** Start Dataset records **
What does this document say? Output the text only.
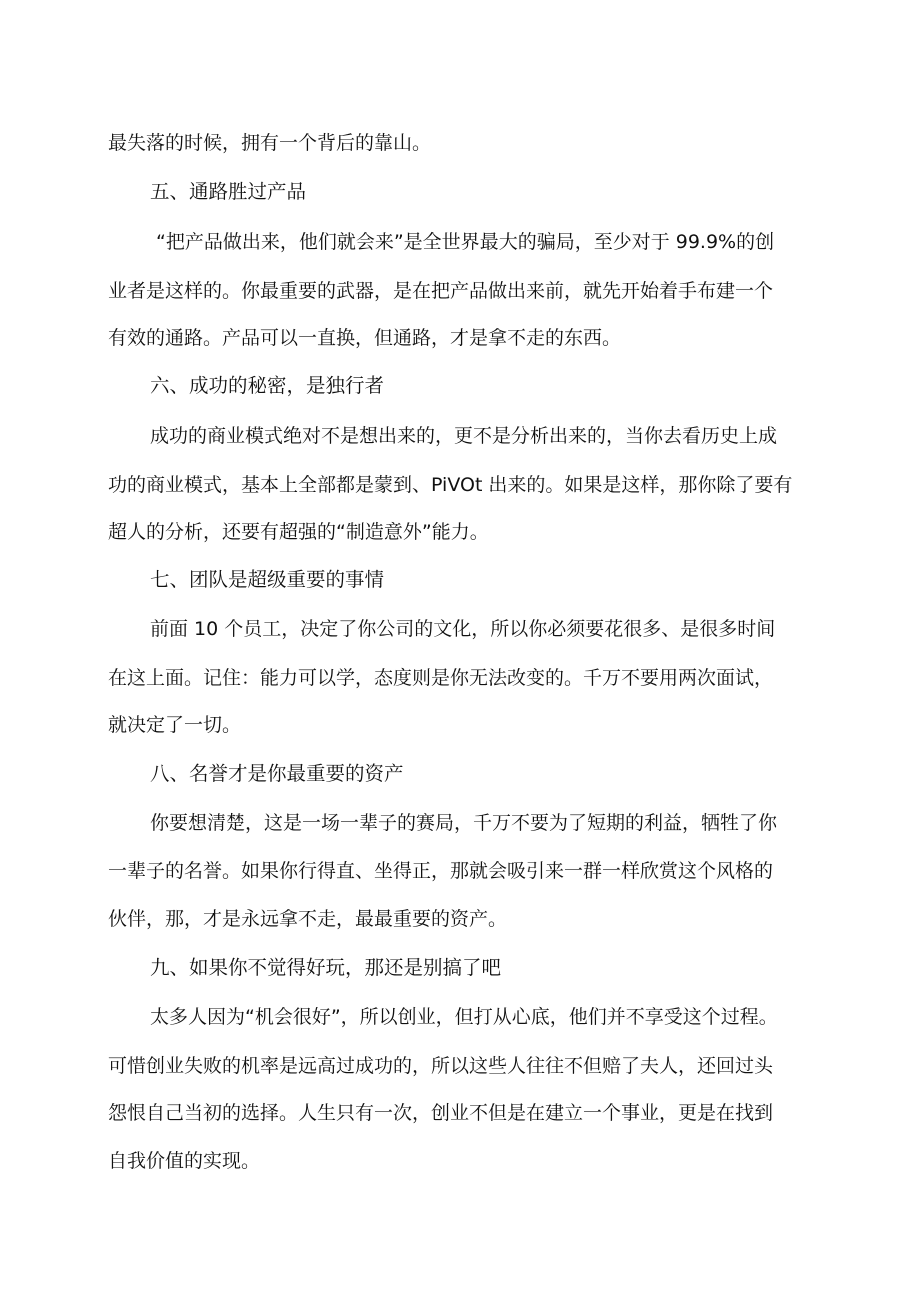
最失落的时候，拥有一个背后的靠山。
五、通路胜过产品
“把产品做出来，他们就会来”是全世界最大的骗局，至少对于 99.9%的创
业者是这样的。你最重要的武器，是在把产品做出来前，就先开始着手布建一个
有效的通路。产品可以一直换，但通路，才是拿不走的东西。
六、成功的秘密，是独行者
成功的商业模式绝对不是想出来的，更不是分析出来的，当你去看历史上成
功的商业模式，基本上全部都是蒙到、PiVOt 出来的。如果是这样，那你除了要有
超人的分析，还要有超强的“制造意外”能力。
七、团队是超级重要的事情
前面 10 个员工，决定了你公司的文化，所以你必须要花很多、是很多时间
在这上面。记住：能力可以学，态度则是你无法改变的。千万不要用两次面试，
就决定了一切。
八、名誉才是你最重要的资产
你要想清楚，这是一场一辈子的赛局，千万不要为了短期的利益，牺牲了你
一辈子的名誉。如果你行得直、坐得正，那就会吸引来一群一样欣赏这个风格的
伙伴，那，才是永远拿不走，最最重要的资产。
九、如果你不觉得好玩，那还是别搞了吧
太多人因为“机会很好”，所以创业，但打从心底，他们并不享受这个过程。
可惜创业失败的机率是远高过成功的，所以这些人往往不但赔了夫人，还回过头
怨恨自己当初的选择。人生只有一次，创业不但是在建立一个事业，更是在找到
自我价值的实现。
** End Dataset records **
In the copy, include all records verbatim but no images.

▶ _Solved exercise_
What does this document say? Output the text only.
最失落的时候，拥有一个背后的靠山。
五、通路胜过产品
“把产品做出来，他们就会来”是全世界最大的骗局，至少对于 99.9%的创
业者是这样的。你最重要的武器，是在把产品做出来前，就先开始着手布建一个
有效的通路。产品可以一直换，但通路，才是拿不走的东西。
六、成功的秘密，是独行者
成功的商业模式绝对不是想出来的，更不是分析出来的，当你去看历史上成
功的商业模式，基本上全部都是蒙到、PiVOt 出来的。如果是这样，那你除了要有
超人的分析，还要有超强的“制造意外”能力。
七、团队是超级重要的事情
前面 10 个员工，决定了你公司的文化，所以你必须要花很多、是很多时间
在这上面。记住：能力可以学，态度则是你无法改变的。千万不要用两次面试，
就决定了一切。
八、名誉才是你最重要的资产
你要想清楚，这是一场一辈子的赛局，千万不要为了短期的利益，牺牲了你
一辈子的名誉。如果你行得直、坐得正，那就会吸引来一群一样欣赏这个风格的
伙伴，那，才是永远拿不走，最最重要的资产。
九、如果你不觉得好玩，那还是别搞了吧
太多人因为“机会很好”，所以创业，但打从心底，他们并不享受这个过程。
可惜创业失败的机率是远高过成功的，所以这些人往往不但赔了夫人，还回过头
怨恨自己当初的选择。人生只有一次，创业不但是在建立一个事业，更是在找到
自我价值的实现。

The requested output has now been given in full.